=== GIVEN PROBLEM ===
Present every line in which the string "with" appears.
═════ MATERIAL FOR THIS EXERCISE ═════
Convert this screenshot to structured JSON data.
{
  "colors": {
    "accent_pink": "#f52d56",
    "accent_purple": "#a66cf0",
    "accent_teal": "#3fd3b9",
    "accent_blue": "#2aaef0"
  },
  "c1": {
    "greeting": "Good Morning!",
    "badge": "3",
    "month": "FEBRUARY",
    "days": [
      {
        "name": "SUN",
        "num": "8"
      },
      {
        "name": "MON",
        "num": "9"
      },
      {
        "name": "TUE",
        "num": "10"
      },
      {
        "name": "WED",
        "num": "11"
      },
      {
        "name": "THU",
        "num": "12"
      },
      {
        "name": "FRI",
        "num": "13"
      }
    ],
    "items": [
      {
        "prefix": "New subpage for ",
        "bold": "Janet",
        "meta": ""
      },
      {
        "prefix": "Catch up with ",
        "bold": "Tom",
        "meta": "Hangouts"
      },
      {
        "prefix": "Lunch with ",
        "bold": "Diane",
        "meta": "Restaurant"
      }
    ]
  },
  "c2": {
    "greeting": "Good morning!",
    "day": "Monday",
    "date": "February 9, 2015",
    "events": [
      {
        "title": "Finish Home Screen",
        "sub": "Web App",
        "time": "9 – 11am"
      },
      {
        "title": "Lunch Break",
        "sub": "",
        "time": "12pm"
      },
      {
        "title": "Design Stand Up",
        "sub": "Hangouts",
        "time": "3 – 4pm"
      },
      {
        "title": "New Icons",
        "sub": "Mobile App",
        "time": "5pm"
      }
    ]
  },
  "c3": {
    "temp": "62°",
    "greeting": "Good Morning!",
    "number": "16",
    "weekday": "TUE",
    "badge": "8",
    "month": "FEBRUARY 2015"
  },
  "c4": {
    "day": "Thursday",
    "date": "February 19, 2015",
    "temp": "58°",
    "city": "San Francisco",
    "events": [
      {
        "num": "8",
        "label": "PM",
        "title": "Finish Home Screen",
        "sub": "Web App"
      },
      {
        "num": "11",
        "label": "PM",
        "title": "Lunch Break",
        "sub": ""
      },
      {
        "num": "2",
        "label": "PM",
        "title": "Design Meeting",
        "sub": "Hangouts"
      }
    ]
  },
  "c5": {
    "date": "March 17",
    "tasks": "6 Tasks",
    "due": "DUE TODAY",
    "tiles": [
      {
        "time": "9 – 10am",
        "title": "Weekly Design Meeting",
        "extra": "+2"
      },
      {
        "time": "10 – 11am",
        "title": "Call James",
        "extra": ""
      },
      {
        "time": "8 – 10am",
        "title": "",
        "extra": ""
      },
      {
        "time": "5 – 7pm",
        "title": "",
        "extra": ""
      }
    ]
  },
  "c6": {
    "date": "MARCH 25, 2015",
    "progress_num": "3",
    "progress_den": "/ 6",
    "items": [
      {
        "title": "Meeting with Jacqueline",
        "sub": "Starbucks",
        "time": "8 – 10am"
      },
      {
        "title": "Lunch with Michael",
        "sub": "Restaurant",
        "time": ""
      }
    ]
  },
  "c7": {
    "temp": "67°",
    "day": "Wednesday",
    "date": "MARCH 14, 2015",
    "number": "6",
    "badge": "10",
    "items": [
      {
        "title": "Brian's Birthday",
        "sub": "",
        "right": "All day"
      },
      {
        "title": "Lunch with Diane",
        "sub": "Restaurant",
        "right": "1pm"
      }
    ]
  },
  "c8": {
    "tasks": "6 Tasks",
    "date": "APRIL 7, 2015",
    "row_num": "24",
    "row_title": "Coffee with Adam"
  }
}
═════
=== FINAL ANSWER ===
        "prefix": "Catch up with ",
        "prefix": "Lunch with ",
        "title": "Meeting with Jacqueline",
        "title": "Lunch with Michael",
        "title": "Lunch with Diane",
    "row_title": "Coffee with Adam"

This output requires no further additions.